SHORT EXERCISE:
Within the records that follow, find every line containing the string "Flow". Copy those lines.

(Dataset records)
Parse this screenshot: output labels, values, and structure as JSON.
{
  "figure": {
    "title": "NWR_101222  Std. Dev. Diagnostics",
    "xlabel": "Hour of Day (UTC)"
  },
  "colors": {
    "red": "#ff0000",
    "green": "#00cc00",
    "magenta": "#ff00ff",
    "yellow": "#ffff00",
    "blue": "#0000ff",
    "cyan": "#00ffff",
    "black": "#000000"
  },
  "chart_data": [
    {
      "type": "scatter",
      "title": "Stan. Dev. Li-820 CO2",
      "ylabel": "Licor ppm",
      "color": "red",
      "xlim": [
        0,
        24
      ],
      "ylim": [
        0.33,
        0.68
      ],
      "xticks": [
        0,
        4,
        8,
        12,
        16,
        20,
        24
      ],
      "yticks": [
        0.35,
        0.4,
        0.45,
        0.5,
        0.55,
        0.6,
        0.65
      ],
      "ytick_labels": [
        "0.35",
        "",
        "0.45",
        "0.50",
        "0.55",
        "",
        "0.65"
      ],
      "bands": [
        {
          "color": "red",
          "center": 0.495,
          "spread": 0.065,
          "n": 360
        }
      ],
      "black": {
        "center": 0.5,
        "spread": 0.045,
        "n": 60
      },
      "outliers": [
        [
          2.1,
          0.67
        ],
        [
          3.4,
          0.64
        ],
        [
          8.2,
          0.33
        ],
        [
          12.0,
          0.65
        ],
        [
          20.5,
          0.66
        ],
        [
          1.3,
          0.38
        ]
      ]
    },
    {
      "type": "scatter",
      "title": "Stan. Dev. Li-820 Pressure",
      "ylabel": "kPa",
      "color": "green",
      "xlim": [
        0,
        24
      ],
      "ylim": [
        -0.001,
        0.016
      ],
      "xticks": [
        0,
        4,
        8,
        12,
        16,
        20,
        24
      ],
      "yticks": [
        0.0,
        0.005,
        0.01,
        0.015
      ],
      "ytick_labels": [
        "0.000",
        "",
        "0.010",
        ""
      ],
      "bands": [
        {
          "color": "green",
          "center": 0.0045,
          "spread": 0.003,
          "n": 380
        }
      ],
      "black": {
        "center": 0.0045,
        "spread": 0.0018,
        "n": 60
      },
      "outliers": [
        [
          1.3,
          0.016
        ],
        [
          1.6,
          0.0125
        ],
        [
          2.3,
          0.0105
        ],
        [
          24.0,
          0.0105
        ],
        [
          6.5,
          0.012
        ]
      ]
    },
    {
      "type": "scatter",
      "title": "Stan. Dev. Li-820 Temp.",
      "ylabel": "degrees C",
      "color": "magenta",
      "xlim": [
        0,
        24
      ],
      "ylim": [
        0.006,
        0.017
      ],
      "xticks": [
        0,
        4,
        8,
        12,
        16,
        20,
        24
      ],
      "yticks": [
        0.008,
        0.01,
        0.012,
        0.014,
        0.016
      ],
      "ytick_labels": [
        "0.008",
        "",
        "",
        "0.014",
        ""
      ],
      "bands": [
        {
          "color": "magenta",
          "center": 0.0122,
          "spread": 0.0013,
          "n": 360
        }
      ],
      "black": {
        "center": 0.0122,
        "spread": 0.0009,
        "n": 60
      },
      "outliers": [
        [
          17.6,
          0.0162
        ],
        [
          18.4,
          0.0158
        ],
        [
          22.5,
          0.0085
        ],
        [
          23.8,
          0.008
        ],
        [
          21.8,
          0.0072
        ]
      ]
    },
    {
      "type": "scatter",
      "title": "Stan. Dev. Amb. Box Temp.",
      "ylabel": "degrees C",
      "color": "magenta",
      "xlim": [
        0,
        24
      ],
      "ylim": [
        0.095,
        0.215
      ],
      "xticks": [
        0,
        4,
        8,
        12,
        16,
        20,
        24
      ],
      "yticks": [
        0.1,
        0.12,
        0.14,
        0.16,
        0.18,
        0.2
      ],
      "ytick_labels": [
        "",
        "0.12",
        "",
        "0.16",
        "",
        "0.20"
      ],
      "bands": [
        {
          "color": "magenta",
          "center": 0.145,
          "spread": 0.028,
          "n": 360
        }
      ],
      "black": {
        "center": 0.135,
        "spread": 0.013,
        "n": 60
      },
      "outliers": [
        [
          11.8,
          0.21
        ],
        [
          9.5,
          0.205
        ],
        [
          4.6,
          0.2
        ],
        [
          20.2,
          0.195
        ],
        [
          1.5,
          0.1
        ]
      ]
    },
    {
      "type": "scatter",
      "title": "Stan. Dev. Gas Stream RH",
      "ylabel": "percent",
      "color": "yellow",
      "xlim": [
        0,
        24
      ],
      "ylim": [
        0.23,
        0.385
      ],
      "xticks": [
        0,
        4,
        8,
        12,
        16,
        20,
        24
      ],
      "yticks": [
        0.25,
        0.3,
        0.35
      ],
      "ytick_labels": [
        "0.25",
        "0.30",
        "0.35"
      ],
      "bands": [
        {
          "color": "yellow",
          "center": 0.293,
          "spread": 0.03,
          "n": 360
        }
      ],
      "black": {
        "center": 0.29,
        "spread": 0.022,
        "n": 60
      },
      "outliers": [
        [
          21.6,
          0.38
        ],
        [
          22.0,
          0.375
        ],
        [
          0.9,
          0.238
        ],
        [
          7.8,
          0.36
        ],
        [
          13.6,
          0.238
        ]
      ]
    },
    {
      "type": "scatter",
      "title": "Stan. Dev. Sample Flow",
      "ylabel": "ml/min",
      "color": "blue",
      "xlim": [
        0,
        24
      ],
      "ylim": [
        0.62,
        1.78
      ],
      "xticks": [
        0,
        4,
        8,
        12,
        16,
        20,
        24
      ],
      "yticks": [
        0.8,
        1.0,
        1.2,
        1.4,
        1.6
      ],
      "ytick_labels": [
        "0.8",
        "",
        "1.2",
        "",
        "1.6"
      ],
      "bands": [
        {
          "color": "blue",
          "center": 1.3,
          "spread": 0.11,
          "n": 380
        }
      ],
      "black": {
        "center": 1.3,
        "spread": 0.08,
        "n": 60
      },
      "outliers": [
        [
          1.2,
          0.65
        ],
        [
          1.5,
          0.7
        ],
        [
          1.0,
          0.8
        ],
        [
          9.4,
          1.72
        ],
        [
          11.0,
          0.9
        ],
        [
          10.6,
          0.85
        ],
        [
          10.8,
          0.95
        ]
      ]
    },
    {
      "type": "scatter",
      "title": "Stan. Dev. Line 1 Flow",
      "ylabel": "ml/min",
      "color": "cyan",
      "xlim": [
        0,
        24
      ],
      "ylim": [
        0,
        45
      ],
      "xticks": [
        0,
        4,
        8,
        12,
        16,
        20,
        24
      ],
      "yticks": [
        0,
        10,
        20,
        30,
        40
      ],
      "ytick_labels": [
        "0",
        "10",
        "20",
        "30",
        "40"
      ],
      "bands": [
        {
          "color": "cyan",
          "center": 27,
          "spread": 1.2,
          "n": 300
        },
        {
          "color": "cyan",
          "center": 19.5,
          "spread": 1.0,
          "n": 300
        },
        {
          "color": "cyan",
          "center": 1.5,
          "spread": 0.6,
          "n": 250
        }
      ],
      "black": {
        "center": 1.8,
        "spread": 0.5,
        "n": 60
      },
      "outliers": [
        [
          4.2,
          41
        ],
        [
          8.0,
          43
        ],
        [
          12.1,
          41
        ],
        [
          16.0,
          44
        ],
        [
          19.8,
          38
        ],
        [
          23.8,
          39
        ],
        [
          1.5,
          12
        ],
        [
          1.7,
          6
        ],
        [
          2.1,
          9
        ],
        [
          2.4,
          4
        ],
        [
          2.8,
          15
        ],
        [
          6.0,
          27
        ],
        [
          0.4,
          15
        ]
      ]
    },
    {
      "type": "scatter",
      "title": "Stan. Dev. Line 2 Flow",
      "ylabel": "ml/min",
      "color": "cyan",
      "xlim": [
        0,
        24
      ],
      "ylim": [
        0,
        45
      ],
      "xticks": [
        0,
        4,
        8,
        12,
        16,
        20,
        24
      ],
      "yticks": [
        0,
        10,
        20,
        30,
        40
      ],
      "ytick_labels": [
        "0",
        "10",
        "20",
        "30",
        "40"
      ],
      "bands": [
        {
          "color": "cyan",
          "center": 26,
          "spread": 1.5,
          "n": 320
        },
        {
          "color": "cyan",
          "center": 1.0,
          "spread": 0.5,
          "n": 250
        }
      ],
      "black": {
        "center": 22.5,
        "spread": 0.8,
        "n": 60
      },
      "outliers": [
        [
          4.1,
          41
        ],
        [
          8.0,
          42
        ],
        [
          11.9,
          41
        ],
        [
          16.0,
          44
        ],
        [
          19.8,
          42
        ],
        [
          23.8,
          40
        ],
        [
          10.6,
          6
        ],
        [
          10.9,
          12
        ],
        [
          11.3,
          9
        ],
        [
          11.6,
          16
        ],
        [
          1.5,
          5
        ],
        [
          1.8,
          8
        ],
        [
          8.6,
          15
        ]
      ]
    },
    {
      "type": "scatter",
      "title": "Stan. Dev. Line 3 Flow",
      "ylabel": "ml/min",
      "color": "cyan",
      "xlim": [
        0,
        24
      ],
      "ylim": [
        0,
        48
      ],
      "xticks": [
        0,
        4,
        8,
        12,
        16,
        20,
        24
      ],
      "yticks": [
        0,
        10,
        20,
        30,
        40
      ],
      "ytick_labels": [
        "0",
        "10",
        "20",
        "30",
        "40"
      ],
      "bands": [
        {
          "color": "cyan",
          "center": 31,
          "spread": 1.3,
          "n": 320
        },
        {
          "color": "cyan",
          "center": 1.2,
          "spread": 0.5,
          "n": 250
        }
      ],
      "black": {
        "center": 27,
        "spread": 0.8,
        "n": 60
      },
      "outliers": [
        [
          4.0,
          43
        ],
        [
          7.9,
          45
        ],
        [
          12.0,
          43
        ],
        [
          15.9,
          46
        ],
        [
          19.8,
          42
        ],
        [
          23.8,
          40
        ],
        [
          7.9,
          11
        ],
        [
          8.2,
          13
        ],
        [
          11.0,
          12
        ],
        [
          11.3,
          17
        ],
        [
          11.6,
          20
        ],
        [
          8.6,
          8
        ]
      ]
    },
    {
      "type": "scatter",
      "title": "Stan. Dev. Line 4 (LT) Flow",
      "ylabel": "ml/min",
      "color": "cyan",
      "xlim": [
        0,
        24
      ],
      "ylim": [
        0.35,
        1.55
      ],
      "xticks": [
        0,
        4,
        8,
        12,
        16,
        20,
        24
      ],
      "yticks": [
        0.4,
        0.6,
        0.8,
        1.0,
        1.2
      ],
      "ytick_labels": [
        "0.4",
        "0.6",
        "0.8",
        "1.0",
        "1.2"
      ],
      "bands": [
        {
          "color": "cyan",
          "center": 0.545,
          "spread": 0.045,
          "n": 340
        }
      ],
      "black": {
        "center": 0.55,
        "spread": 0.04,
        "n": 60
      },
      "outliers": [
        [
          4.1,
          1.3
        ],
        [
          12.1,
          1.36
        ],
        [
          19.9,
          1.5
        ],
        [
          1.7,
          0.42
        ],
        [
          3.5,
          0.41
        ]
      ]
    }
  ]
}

SOLUTION FOR THIS TASK:
      "title": "Stan. Dev. Sample Flow",
      "title": "Stan. Dev. Line 1 Flow",
      "title": "Stan. Dev. Line 2 Flow",
      "title": "Stan. Dev. Line 3 Flow",
      "title": "Stan. Dev. Line 4 (LT) Flow",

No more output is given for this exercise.